- WHAT IS ASKED -
Locate all lines in the data below that hold "ylabel" and show them.

- DATASET -

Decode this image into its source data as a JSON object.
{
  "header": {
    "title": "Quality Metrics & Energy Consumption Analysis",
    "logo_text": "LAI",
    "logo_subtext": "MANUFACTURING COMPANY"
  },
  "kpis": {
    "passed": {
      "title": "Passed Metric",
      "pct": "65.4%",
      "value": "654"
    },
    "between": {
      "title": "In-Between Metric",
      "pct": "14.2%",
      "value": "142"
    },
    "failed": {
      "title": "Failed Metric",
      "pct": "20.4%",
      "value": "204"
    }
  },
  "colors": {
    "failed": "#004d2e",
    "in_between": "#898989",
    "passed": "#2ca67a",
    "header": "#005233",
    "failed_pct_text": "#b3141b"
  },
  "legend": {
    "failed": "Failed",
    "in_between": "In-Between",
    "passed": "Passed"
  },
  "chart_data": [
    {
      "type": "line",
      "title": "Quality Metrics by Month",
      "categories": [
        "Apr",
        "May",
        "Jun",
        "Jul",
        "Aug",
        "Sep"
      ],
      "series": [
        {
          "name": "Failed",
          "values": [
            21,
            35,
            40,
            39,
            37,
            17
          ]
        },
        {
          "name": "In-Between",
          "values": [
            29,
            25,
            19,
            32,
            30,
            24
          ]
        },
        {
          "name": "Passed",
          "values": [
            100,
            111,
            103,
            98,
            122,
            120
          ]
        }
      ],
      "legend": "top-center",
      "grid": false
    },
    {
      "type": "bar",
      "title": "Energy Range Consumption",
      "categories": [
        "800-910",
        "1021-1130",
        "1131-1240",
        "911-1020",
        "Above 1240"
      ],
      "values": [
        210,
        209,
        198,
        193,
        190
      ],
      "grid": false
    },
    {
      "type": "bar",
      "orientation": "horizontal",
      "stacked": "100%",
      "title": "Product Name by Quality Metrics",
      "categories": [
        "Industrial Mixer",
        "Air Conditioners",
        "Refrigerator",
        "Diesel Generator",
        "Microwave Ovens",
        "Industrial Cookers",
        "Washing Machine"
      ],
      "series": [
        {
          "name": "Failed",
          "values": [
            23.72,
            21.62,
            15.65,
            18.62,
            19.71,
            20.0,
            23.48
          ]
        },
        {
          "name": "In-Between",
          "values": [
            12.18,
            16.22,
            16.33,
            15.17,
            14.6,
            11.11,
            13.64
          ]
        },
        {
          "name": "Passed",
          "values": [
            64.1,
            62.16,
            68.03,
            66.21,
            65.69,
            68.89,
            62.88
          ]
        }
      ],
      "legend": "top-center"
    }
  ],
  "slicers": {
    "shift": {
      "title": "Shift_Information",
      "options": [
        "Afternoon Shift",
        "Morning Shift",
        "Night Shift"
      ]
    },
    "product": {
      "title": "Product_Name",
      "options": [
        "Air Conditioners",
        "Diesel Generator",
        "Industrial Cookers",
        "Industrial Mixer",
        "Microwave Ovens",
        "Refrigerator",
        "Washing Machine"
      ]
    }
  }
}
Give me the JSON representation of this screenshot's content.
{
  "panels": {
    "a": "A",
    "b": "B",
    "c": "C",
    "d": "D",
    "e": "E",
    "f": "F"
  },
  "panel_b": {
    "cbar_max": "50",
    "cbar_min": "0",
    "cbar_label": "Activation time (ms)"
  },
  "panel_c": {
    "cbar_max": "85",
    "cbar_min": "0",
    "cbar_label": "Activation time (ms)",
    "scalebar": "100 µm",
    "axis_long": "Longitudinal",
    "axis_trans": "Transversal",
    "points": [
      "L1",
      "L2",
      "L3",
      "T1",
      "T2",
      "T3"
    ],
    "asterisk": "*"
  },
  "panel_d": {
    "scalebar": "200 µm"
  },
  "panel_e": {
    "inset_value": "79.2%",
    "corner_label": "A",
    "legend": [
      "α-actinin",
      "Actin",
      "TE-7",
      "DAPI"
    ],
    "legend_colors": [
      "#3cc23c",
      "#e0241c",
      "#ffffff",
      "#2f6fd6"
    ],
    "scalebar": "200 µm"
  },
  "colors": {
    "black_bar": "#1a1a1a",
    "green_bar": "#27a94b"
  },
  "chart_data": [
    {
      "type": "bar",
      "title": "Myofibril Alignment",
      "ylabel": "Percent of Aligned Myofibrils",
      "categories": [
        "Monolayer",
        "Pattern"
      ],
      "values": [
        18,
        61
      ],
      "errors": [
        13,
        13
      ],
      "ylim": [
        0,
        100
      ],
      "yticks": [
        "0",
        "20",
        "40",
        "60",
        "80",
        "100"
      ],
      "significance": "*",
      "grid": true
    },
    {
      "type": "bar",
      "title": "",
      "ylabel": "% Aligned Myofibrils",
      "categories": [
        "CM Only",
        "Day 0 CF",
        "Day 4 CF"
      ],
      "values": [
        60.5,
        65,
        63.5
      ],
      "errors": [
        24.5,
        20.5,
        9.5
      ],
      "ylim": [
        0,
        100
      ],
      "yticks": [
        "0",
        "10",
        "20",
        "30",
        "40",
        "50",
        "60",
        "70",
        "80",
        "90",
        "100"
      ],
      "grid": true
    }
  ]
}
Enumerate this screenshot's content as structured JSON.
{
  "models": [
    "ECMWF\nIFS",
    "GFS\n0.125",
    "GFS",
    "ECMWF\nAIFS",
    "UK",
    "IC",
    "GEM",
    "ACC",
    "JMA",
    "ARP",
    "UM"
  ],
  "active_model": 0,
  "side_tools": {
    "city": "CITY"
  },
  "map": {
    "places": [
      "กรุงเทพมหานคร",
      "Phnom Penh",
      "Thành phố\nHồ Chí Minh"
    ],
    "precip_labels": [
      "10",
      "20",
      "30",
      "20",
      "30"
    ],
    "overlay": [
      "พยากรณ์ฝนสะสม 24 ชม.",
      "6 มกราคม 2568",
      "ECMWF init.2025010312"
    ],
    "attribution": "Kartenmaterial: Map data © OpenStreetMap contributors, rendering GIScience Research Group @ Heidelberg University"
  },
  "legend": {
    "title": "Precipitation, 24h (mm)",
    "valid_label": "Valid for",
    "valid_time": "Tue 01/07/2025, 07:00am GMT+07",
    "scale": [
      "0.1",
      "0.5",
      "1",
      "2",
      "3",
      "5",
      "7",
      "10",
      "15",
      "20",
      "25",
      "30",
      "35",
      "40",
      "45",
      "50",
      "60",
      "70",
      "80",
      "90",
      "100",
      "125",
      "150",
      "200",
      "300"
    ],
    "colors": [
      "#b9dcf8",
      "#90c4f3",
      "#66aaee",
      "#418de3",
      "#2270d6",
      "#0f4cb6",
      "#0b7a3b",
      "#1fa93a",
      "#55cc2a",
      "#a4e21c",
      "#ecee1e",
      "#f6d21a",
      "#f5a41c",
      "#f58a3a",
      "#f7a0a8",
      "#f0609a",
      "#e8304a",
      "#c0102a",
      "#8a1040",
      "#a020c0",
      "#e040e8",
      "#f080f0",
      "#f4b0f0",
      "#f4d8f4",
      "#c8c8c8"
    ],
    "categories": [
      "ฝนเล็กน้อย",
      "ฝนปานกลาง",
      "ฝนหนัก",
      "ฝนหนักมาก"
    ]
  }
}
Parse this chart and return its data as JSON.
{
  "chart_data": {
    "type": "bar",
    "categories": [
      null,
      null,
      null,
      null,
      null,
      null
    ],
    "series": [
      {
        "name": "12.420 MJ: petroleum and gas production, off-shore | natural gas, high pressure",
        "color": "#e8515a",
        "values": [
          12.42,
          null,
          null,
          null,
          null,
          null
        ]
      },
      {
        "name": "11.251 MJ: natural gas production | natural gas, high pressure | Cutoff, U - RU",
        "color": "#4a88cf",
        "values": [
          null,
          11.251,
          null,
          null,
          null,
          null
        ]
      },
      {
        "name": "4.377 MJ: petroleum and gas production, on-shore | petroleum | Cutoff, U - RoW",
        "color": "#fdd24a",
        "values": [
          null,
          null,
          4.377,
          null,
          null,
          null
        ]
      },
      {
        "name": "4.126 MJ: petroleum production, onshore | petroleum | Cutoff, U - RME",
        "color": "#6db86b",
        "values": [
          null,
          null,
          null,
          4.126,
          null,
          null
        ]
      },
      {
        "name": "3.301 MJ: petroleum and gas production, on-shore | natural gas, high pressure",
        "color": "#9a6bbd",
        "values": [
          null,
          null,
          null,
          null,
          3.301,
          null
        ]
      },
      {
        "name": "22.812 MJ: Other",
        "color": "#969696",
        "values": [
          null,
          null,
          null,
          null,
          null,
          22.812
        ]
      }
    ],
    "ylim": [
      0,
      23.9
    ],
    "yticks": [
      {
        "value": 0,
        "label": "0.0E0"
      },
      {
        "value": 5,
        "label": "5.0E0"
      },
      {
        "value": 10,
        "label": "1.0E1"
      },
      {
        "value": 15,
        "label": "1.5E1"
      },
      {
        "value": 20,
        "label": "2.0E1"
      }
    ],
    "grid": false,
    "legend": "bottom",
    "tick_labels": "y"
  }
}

- THE RESULT -
      "ylabel": "Percent of Aligned Myofibrils",
      "ylabel": "% Aligned Myofibrils",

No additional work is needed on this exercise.